PROBLEM TO SOLVE:
Your output must consist solely of the lines from the one containing "What text is on this page?" through the end of the records, reproduced exactly.

[Data records]
━━━
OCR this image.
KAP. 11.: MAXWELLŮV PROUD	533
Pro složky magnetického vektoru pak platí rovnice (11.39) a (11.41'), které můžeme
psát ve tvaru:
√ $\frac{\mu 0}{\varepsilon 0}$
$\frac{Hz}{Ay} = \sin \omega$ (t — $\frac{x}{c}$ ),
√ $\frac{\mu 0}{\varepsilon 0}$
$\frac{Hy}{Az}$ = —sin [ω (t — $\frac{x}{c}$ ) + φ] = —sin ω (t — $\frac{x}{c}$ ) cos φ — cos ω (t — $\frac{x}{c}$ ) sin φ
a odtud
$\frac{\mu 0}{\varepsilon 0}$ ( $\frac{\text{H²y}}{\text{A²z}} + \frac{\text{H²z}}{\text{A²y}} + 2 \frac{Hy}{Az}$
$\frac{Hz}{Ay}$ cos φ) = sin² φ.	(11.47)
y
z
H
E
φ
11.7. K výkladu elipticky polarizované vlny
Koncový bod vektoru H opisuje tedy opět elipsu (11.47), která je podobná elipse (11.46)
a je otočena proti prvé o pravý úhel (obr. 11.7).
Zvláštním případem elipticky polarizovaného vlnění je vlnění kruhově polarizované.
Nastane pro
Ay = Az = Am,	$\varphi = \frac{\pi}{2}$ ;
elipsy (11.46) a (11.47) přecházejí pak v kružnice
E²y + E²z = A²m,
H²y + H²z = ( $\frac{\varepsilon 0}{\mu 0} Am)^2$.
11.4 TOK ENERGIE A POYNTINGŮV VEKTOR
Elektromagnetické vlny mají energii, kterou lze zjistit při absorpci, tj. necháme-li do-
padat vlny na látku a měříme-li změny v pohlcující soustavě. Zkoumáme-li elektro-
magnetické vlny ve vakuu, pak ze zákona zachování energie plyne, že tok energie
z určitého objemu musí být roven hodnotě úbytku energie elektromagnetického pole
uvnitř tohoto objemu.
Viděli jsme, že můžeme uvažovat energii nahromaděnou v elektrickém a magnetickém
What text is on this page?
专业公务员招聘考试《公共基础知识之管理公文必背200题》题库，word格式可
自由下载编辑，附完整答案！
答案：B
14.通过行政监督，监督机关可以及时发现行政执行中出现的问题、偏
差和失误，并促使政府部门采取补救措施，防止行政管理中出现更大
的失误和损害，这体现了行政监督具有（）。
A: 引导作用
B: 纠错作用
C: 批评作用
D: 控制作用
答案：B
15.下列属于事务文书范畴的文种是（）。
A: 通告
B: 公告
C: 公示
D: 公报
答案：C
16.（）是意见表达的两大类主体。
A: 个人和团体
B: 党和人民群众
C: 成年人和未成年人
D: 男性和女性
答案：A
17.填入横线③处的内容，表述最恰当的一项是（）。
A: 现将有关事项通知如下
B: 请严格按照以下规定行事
━━━
SOLUTION FOR THIS TASK:
What text is on this page?
专业公务员招聘考试《公共基础知识之管理公文必背200题》题库，word格式可
自由下载编辑，附完整答案！
答案：B
14.通过行政监督，监督机关可以及时发现行政执行中出现的问题、偏
差和失误，并促使政府部门采取补救措施，防止行政管理中出现更大
的失误和损害，这体现了行政监督具有（）。
A: 引导作用
B: 纠错作用
C: 批评作用
D: 控制作用
答案：B
15.下列属于事务文书范畴的文种是（）。
A: 通告
B: 公告
C: 公示
D: 公报
答案：C
16.（）是意见表达的两大类主体。
A: 个人和团体
B: 党和人民群众
C: 成年人和未成年人
D: 男性和女性
答案：A
17.填入横线③处的内容，表述最恰当的一项是（）。
A: 现将有关事项通知如下
B: 请严格按照以下规定行事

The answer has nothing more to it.